## The request
List each line of the data that holds the string "жүзеге", please.

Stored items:
Begin
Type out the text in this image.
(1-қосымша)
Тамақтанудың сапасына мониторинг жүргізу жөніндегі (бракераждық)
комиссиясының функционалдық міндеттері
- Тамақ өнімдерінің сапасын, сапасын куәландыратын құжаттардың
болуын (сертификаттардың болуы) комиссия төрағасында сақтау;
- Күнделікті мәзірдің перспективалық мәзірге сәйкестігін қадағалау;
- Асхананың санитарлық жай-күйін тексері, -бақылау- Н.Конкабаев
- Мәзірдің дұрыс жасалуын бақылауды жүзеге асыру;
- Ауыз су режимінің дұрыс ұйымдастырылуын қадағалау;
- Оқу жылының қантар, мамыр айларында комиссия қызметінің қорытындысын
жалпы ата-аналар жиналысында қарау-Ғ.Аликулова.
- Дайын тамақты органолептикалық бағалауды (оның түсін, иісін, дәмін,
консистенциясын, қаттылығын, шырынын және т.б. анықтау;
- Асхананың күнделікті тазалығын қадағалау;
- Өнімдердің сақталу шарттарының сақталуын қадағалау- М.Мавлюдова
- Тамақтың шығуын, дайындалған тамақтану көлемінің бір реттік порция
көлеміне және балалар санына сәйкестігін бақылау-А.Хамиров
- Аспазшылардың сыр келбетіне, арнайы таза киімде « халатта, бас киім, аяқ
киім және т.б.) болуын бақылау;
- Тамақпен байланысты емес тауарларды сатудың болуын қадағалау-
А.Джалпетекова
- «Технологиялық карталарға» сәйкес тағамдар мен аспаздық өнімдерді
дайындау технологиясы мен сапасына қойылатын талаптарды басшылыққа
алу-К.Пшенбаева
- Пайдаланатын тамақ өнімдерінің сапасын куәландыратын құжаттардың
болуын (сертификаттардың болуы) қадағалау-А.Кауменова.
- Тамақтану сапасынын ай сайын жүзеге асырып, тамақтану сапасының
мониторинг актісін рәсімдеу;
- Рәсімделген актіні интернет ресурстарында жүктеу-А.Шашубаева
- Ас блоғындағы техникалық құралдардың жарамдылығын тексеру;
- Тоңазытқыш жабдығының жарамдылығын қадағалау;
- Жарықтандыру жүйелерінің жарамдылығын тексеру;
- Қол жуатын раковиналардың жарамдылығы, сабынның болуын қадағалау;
End
## In response
- Мәзірдің дұрыс жасалуын бақылауды жүзеге асыру;
- Тамақтану сапасынын ай сайын жүзеге асырып, тамақтану сапасының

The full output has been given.